TASK PROMPT:
Check each line below for "during" and report how many have it, nothing else.

** START OF DATA LISTING **

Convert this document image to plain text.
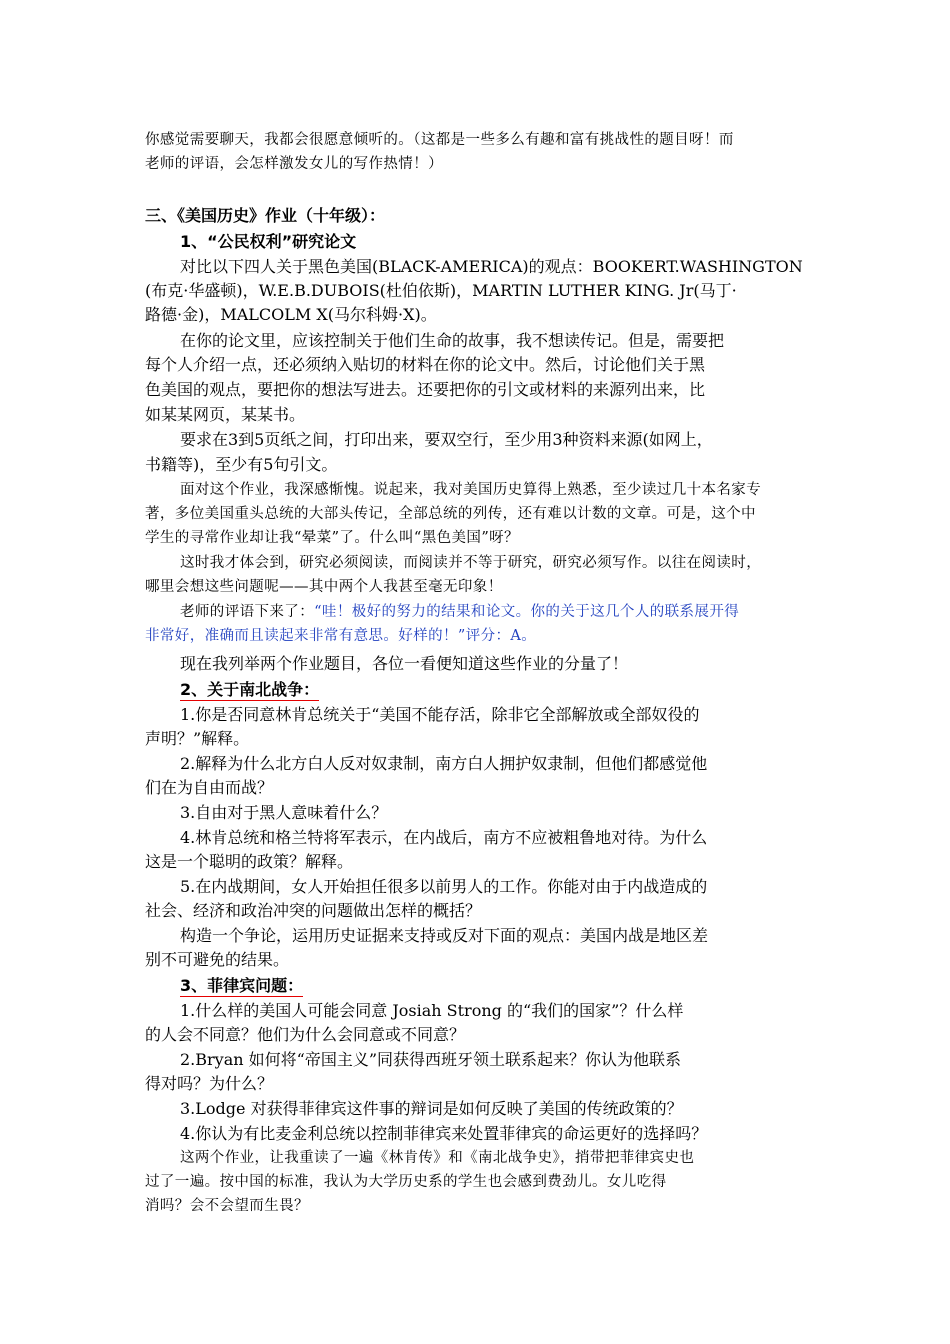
你感觉需要聊天，我都会很愿意倾听的。（这都是一些多么有趣和富有挑战性的题目呀！而
老师的评语，会怎样激发女儿的写作热情！）
三、《美国历史》作业（十年级）：
1、“公民权利”研究论文
对比以下四人关于黑色美国(BLACK-AMERICA)的观点：BOOKERT.WASHINGTON
(布克·华盛顿)，W.E.B.DUBOIS(杜伯依斯)，MARTIN LUTHER KING. Jr(马丁·
路德·金)，MALCOLM X(马尔科姆·X)。
在你的论文里，应该控制关于他们生命的故事，我不想读传记。但是，需要把
每个人介绍一点，还必须纳入贴切的材料在你的论文中。然后，讨论他们关于黑
色美国的观点，要把你的想法写进去。还要把你的引文或材料的来源列出来，比
如某某网页，某某书。
要求在3到5页纸之间，打印出来，要双空行，至少用3种资料来源(如网上，
书籍等)，至少有5句引文。
面对这个作业，我深感惭愧。说起来，我对美国历史算得上熟悉，至少读过几十本名家专
著，多位美国重头总统的大部头传记，全部总统的列传，还有难以计数的文章。可是，这个中
学生的寻常作业却让我“晕菜”了。什么叫“黑色美国”呀？
这时我才体会到，研究必须阅读，而阅读并不等于研究，研究必须写作。以往在阅读时，
哪里会想这些问题呢——其中两个人我甚至毫无印象！
老师的评语下来了：“哇！极好的努力的结果和论文。你的关于这几个人的联系展开得
非常好，准确而且读起来非常有意思。好样的！”评分：A。
现在我列举两个作业题目，各位一看便知道这些作业的分量了！
2、关于南北战争：
1.你是否同意林肯总统关于“美国不能存活，除非它全部解放或全部奴役的
声明？”解释。
2.解释为什么北方白人反对奴隶制，南方白人拥护奴隶制，但他们都感觉他
们在为自由而战？
3.自由对于黑人意味着什么？
4.林肯总统和格兰特将军表示，在内战后，南方不应被粗鲁地对待。为什么
这是一个聪明的政策？解释。
5.在内战期间，女人开始担任很多以前男人的工作。你能对由于内战造成的
社会、经济和政治冲突的问题做出怎样的概括？
构造一个争论，运用历史证据来支持或反对下面的观点：美国内战是地区差
别不可避免的结果。
3、菲律宾问题：
1.什么样的美国人可能会同意 Josiah Strong 的“我们的国家”？什么样
的人会不同意？他们为什么会同意或不同意？
2.Bryan 如何将“帝国主义”同获得西班牙领土联系起来？你认为他联系
得对吗？为什么？
3.Lodge 对获得菲律宾这件事的辩词是如何反映了美国的传统政策的？
4.你认为有比麦金利总统以控制菲律宾来处置菲律宾的命运更好的选择吗？
这两个作业，让我重读了一遍《林肯传》和《南北战争史》，捎带把菲律宾史也
过了一遍。按中国的标准，我认为大学历史系的学生也会感到费劲儿。女儿吃得
消吗？会不会望而生畏？
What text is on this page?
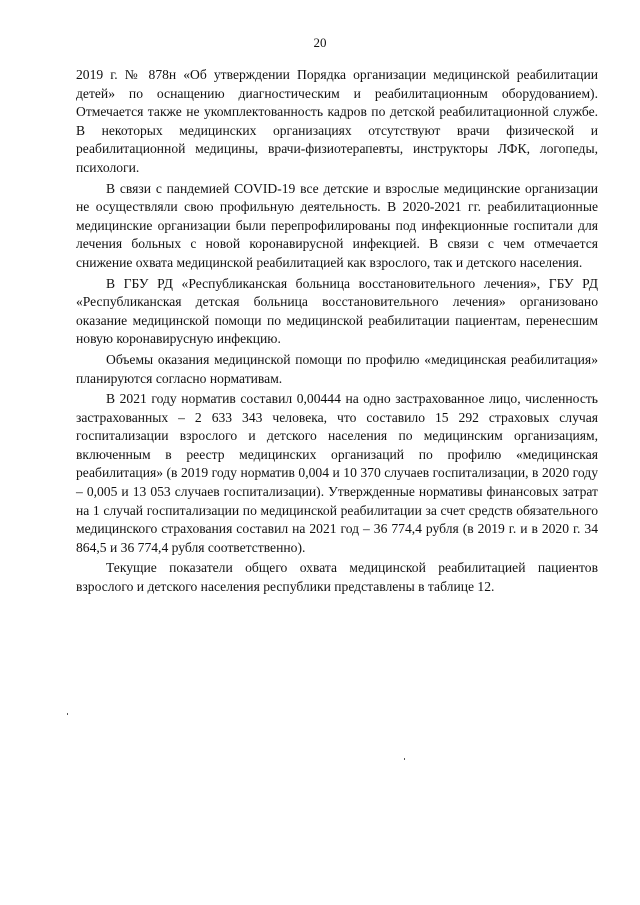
20

2019 г. № 878н «Об утверждении Порядка организации медицинской реабилитации детей» по оснащению диагностическим и реабилитационным оборудованием). Отмечается также не укомплектованность кадров по детской реабилитационной службе. В некоторых медицинских организациях отсутствуют врачи физической и реабилитационной медицины, врачи-физиотерапевты, инструкторы ЛФК, логопеды, психологи.

В связи с пандемией COVID-19 все детские и взрослые медицинские организации не осуществляли свою профильную деятельность. В 2020-2021 гг. реабилитационные медицинские организации были перепрофилированы под инфекционные госпитали для лечения больных с новой коронавирусной инфекцией. В связи с чем отмечается снижение охвата медицинской реабилитацией как взрослого, так и детского населения.

В ГБУ РД «Республиканская больница восстановительного лечения», ГБУ РД «Республиканская детская больница восстановительного лечения» организовано оказание медицинской помощи по медицинской реабилитации пациентам, перенесшим новую коронавирусную инфекцию.

Объемы оказания медицинской помощи по профилю «медицинская реабилитация» планируются согласно нормативам.

В 2021 году норматив составил 0,00444 на одно застрахованное лицо, численность застрахованных – 2 633 343 человека, что составило 15 292 страховых случая госпитализации взрослого и детского населения по медицинским организациям, включенным в реестр медицинских организаций по профилю «медицинская реабилитация» (в 2019 году норматив 0,004 и 10 370 случаев госпитализации, в 2020 году – 0,005 и 13 053 случаев госпитализации). Утвержденные нормативы финансовых затрат на 1 случай госпитализации по медицинской реабилитации за счет средств обязательного медицинского страхования составил на 2021 год – 36 774,4 рубля (в 2019 г. и в 2020 г. 34 864,5 и 36 774,4 рубля соответственно).

Текущие показатели общего охвата медицинской реабилитацией пациентов взрослого и детского населения республики представлены в таблице 12.
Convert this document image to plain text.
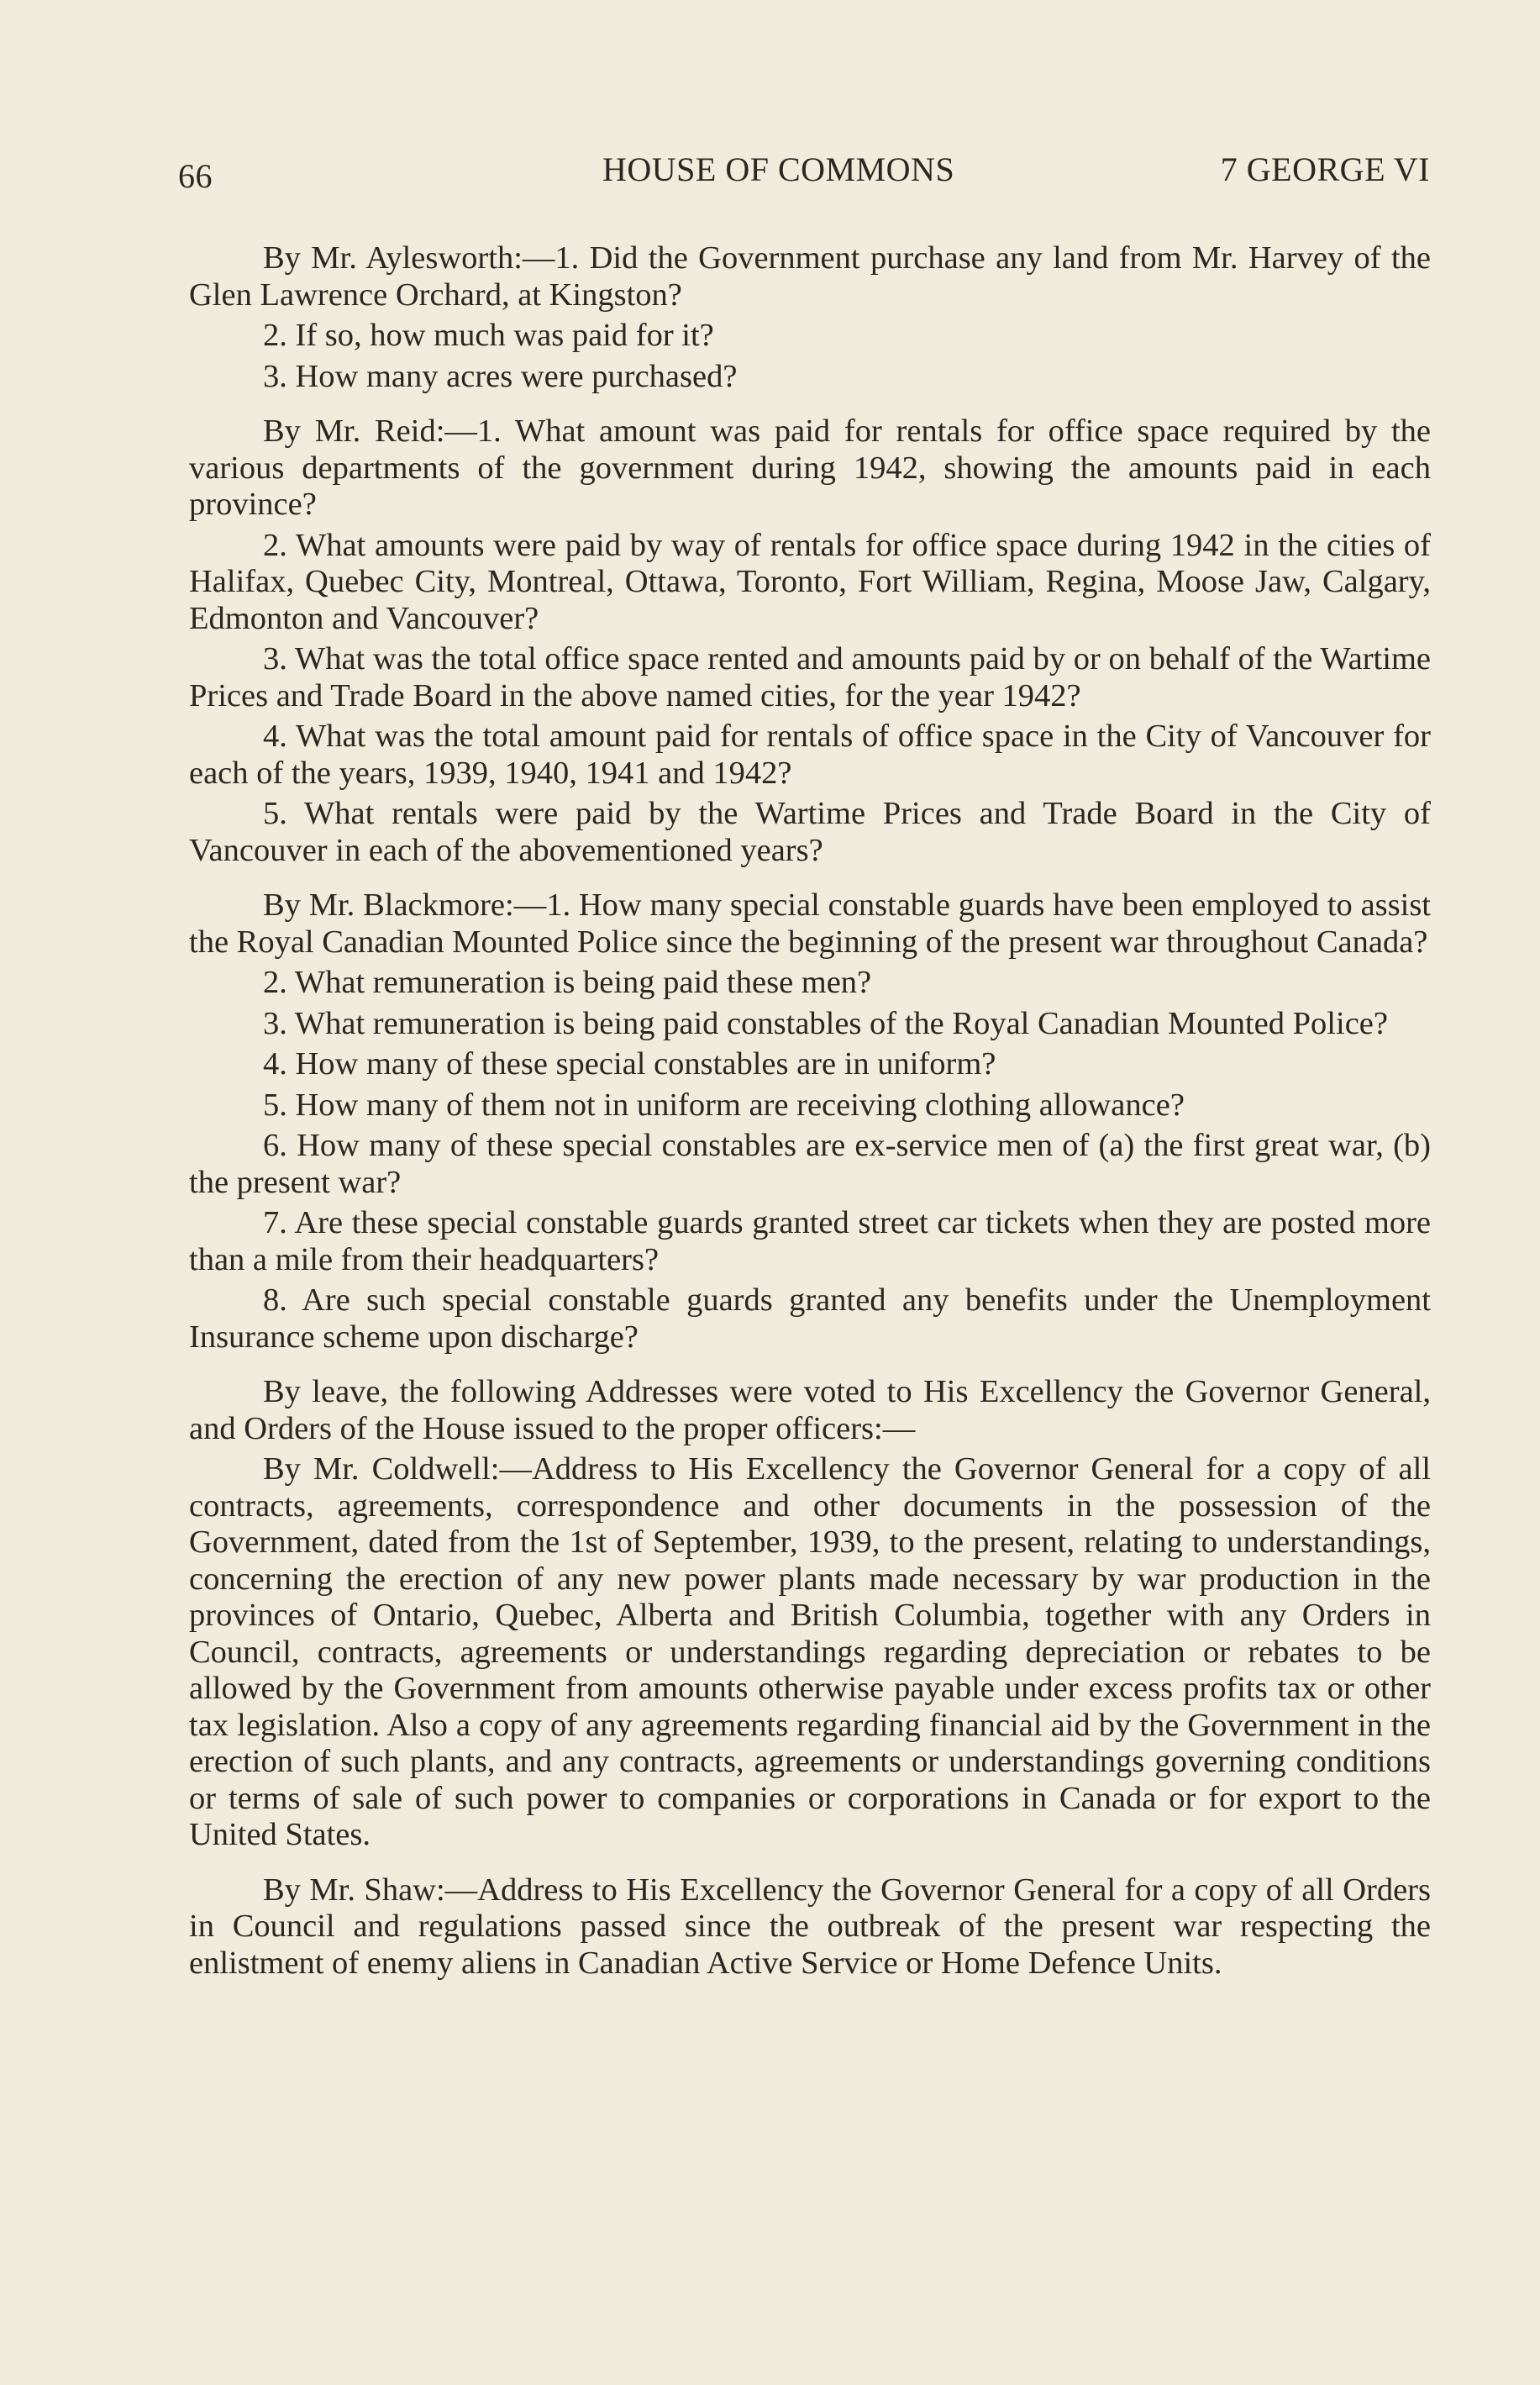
66	HOUSE OF COMMONS	7 GEORGE VI

By Mr. Aylesworth:—1. Did the Government purchase any land from Mr. Harvey of the Glen Lawrence Orchard, at Kingston?

2. If so, how much was paid for it?

3. How many acres were purchased?

By Mr. Reid:—1. What amount was paid for rentals for office space required by the various departments of the government during 1942, showing the amounts paid in each province?

2. What amounts were paid by way of rentals for office space during 1942 in the cities of Halifax, Quebec City, Montreal, Ottawa, Toronto, Fort William, Regina, Moose Jaw, Calgary, Edmonton and Vancouver?

3. What was the total office space rented and amounts paid by or on behalf of the Wartime Prices and Trade Board in the above named cities, for the year 1942?

4. What was the total amount paid for rentals of office space in the City of Vancouver for each of the years, 1939, 1940, 1941 and 1942?

5. What rentals were paid by the Wartime Prices and Trade Board in the City of Vancouver in each of the abovementioned years?

By Mr. Blackmore:—1. How many special constable guards have been employed to assist the Royal Canadian Mounted Police since the beginning of the present war throughout Canada?

2. What remuneration is being paid these men?

3. What remuneration is being paid constables of the Royal Canadian Mounted Police?

4. How many of these special constables are in uniform?

5. How many of them not in uniform are receiving clothing allowance?

6. How many of these special constables are ex-service men of (a) the first great war, (b) the present war?

7. Are these special constable guards granted street car tickets when they are posted more than a mile from their headquarters?

8. Are such special constable guards granted any benefits under the Unemployment Insurance scheme upon discharge?

By leave, the following Addresses were voted to His Excellency the Governor General, and Orders of the House issued to the proper officers:—

By Mr. Coldwell:—Address to His Excellency the Governor General for a copy of all contracts, agreements, correspondence and other documents in the possession of the Government, dated from the 1st of September, 1939, to the present, relating to understandings, concerning the erection of any new power plants made necessary by war production in the provinces of Ontario, Quebec, Alberta and British Columbia, together with any Orders in Council, contracts, agreements or understandings regarding depreciation or rebates to be allowed by the Government from amounts otherwise payable under excess profits tax or other tax legislation. Also a copy of any agreements regarding financial aid by the Government in the erection of such plants, and any contracts, agreements or understandings governing conditions or terms of sale of such power to companies or corporations in Canada or for export to the United States.

By Mr. Shaw:—Address to His Excellency the Governor General for a copy of all Orders in Council and regulations passed since the outbreak of the present war respecting the enlistment of enemy aliens in Canadian Active Service or Home Defence Units.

** END OF DATA LISTING **

RESPONSE TO THIS TASK:
2